What the task requires →
Below is a set of records; print all of them exactly as written.

Items from a figure collection:
## Start

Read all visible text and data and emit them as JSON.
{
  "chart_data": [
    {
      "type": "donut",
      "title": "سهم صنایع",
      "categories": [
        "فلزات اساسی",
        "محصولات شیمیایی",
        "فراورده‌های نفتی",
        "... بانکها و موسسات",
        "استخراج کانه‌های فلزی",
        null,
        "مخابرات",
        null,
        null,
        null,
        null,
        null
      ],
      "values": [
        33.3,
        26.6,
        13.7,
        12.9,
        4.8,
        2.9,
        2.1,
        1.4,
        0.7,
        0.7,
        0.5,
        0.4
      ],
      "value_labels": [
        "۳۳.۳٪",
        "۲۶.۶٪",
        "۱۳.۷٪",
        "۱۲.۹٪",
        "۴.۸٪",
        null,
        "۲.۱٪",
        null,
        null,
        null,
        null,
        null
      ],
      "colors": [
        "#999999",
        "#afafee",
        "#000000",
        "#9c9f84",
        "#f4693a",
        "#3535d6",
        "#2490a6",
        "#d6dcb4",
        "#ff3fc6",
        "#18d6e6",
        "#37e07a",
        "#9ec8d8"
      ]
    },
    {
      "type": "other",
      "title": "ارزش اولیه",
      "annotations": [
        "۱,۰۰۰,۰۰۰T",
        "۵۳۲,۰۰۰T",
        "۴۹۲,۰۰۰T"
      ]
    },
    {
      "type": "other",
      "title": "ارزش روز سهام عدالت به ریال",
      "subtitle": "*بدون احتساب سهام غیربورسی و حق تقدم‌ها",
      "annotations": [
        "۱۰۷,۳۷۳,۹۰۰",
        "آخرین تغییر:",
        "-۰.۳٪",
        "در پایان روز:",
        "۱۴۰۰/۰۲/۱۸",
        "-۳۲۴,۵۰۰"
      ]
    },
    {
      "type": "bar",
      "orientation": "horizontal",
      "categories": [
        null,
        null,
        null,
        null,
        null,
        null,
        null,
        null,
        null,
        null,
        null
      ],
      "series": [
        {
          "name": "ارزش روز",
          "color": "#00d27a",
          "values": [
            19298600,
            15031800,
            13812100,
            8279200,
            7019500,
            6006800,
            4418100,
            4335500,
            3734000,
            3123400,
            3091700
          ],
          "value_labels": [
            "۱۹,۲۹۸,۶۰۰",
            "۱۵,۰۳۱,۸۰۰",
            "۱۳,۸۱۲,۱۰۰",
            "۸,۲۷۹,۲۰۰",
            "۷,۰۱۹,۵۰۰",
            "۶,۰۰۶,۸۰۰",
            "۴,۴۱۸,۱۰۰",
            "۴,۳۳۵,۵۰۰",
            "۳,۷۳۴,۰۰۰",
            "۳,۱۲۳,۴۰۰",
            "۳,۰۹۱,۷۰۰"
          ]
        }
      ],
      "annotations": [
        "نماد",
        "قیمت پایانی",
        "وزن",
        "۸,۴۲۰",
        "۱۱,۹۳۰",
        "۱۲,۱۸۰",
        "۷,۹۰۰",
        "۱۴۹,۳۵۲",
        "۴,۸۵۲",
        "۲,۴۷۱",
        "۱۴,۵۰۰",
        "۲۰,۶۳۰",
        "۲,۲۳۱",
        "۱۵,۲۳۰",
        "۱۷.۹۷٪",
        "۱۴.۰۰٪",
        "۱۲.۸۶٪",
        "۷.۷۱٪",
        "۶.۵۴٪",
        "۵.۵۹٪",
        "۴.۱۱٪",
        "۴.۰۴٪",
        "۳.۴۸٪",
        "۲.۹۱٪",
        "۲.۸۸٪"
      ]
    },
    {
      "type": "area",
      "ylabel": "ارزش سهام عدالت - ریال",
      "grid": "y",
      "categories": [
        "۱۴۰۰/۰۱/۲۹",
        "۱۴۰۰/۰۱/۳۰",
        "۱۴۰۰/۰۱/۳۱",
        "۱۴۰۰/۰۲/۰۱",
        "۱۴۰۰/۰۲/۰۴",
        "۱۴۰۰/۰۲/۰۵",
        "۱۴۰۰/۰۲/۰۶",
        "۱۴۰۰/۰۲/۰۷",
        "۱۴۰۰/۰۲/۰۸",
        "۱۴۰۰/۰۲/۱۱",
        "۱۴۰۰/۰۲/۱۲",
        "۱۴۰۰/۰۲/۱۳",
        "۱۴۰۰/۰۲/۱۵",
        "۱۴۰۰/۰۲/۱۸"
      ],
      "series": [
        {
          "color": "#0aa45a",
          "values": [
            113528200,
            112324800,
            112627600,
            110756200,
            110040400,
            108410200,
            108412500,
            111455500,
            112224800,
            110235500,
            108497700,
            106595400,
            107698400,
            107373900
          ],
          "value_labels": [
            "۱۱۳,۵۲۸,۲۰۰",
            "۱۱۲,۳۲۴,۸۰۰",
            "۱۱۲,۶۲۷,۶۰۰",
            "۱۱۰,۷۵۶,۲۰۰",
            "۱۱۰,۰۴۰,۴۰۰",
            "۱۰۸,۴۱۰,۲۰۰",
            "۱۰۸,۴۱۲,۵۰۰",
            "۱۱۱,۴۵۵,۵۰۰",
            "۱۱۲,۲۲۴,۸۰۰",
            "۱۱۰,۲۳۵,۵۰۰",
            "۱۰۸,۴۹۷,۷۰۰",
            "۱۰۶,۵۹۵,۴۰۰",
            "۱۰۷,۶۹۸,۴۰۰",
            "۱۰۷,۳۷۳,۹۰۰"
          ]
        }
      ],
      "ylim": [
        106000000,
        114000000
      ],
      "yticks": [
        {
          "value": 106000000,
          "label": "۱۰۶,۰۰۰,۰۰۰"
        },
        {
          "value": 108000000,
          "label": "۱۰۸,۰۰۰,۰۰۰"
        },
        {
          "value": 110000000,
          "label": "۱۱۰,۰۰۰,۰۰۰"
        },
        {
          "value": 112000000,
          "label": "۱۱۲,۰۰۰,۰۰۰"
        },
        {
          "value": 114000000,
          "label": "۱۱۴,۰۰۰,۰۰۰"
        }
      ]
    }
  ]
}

## End

Response →
Read all visible text and data and emit them as JSON.
{
  "chart_data": [
    {
      "type": "donut",
      "title": "سهم صنایع",
      "categories": [
        "فلزات اساسی",
        "محصولات شیمیایی",
        "فراورده‌های نفتی",
        "... بانکها و موسسات",
        "استخراج کانه‌های فلزی",
        null,
        "مخابرات",
        null,
        null,
        null,
        null,
        null
      ],
      "values": [
        33.3,
        26.6,
        13.7,
        12.9,
        4.8,
        2.9,
        2.1,
        1.4,
        0.7,
        0.7,
        0.5,
        0.4
      ],
      "value_labels": [
        "۳۳.۳٪",
        "۲۶.۶٪",
        "۱۳.۷٪",
        "۱۲.۹٪",
        "۴.۸٪",
        null,
        "۲.۱٪",
        null,
        null,
        null,
        null,
        null
      ],
      "colors": [
        "#999999",
        "#afafee",
        "#000000",
        "#9c9f84",
        "#f4693a",
        "#3535d6",
        "#2490a6",
        "#d6dcb4",
        "#ff3fc6",
        "#18d6e6",
        "#37e07a",
        "#9ec8d8"
      ]
    },
    {
      "type": "other",
      "title": "ارزش اولیه",
      "annotations": [
        "۱,۰۰۰,۰۰۰T",
        "۵۳۲,۰۰۰T",
        "۴۹۲,۰۰۰T"
      ]
    },
    {
      "type": "other",
      "title": "ارزش روز سهام عدالت به ریال",
      "subtitle": "*بدون احتساب سهام غیربورسی و حق تقدم‌ها",
      "annotations": [
        "۱۰۷,۳۷۳,۹۰۰",
        "آخرین تغییر:",
        "-۰.۳٪",
        "در پایان روز:",
        "۱۴۰۰/۰۲/۱۸",
        "-۳۲۴,۵۰۰"
      ]
    },
    {
      "type": "bar",
      "orientation": "horizontal",
      "categories": [
        null,
        null,
        null,
        null,
        null,
        null,
        null,
        null,
        null,
        null,
        null
      ],
      "series": [
        {
          "name": "ارزش روز",
          "color": "#00d27a",
          "values": [
            19298600,
            15031800,
            13812100,
            8279200,
            7019500,
            6006800,
            4418100,
            4335500,
            3734000,
            3123400,
            3091700
          ],
          "value_labels": [
            "۱۹,۲۹۸,۶۰۰",
            "۱۵,۰۳۱,۸۰۰",
            "۱۳,۸۱۲,۱۰۰",
            "۸,۲۷۹,۲۰۰",
            "۷,۰۱۹,۵۰۰",
            "۶,۰۰۶,۸۰۰",
            "۴,۴۱۸,۱۰۰",
            "۴,۳۳۵,۵۰۰",
            "۳,۷۳۴,۰۰۰",
            "۳,۱۲۳,۴۰۰",
            "۳,۰۹۱,۷۰۰"
          ]
        }
      ],
      "annotations": [
        "نماد",
        "قیمت پایانی",
        "وزن",
        "۸,۴۲۰",
        "۱۱,۹۳۰",
        "۱۲,۱۸۰",
        "۷,۹۰۰",
        "۱۴۹,۳۵۲",
        "۴,۸۵۲",
        "۲,۴۷۱",
        "۱۴,۵۰۰",
        "۲۰,۶۳۰",
        "۲,۲۳۱",
        "۱۵,۲۳۰",
        "۱۷.۹۷٪",
        "۱۴.۰۰٪",
        "۱۲.۸۶٪",
        "۷.۷۱٪",
        "۶.۵۴٪",
        "۵.۵۹٪",
        "۴.۱۱٪",
        "۴.۰۴٪",
        "۳.۴۸٪",
        "۲.۹۱٪",
        "۲.۸۸٪"
      ]
    },
    {
      "type": "area",
      "ylabel": "ارزش سهام عدالت - ریال",
      "grid": "y",
      "categories": [
        "۱۴۰۰/۰۱/۲۹",
        "۱۴۰۰/۰۱/۳۰",
        "۱۴۰۰/۰۱/۳۱",
        "۱۴۰۰/۰۲/۰۱",
        "۱۴۰۰/۰۲/۰۴",
        "۱۴۰۰/۰۲/۰۵",
        "۱۴۰۰/۰۲/۰۶",
        "۱۴۰۰/۰۲/۰۷",
        "۱۴۰۰/۰۲/۰۸",
        "۱۴۰۰/۰۲/۱۱",
        "۱۴۰۰/۰۲/۱۲",
        "۱۴۰۰/۰۲/۱۳",
        "۱۴۰۰/۰۲/۱۵",
        "۱۴۰۰/۰۲/۱۸"
      ],
      "series": [
        {
          "color": "#0aa45a",
          "values": [
            113528200,
            112324800,
            112627600,
            110756200,
            110040400,
            108410200,
            108412500,
            111455500,
            112224800,
            110235500,
            108497700,
            106595400,
            107698400,
            107373900
          ],
          "value_labels": [
            "۱۱۳,۵۲۸,۲۰۰",
            "۱۱۲,۳۲۴,۸۰۰",
            "۱۱۲,۶۲۷,۶۰۰",
            "۱۱۰,۷۵۶,۲۰۰",
            "۱۱۰,۰۴۰,۴۰۰",
            "۱۰۸,۴۱۰,۲۰۰",
            "۱۰۸,۴۱۲,۵۰۰",
            "۱۱۱,۴۵۵,۵۰۰",
            "۱۱۲,۲۲۴,۸۰۰",
            "۱۱۰,۲۳۵,۵۰۰",
            "۱۰۸,۴۹۷,۷۰۰",
            "۱۰۶,۵۹۵,۴۰۰",
            "۱۰۷,۶۹۸,۴۰۰",
            "۱۰۷,۳۷۳,۹۰۰"
          ]
        }
      ],
      "ylim": [
        106000000,
        114000000
      ],
      "yticks": [
        {
          "value": 106000000,
          "label": "۱۰۶,۰۰۰,۰۰۰"
        },
        {
          "value": 108000000,
          "label": "۱۰۸,۰۰۰,۰۰۰"
        },
        {
          "value": 110000000,
          "label": "۱۱۰,۰۰۰,۰۰۰"
        },
        {
          "value": 112000000,
          "label": "۱۱۲,۰۰۰,۰۰۰"
        },
        {
          "value": 114000000,
          "label": "۱۱۴,۰۰۰,۰۰۰"
        }
      ]
    }
  ]
}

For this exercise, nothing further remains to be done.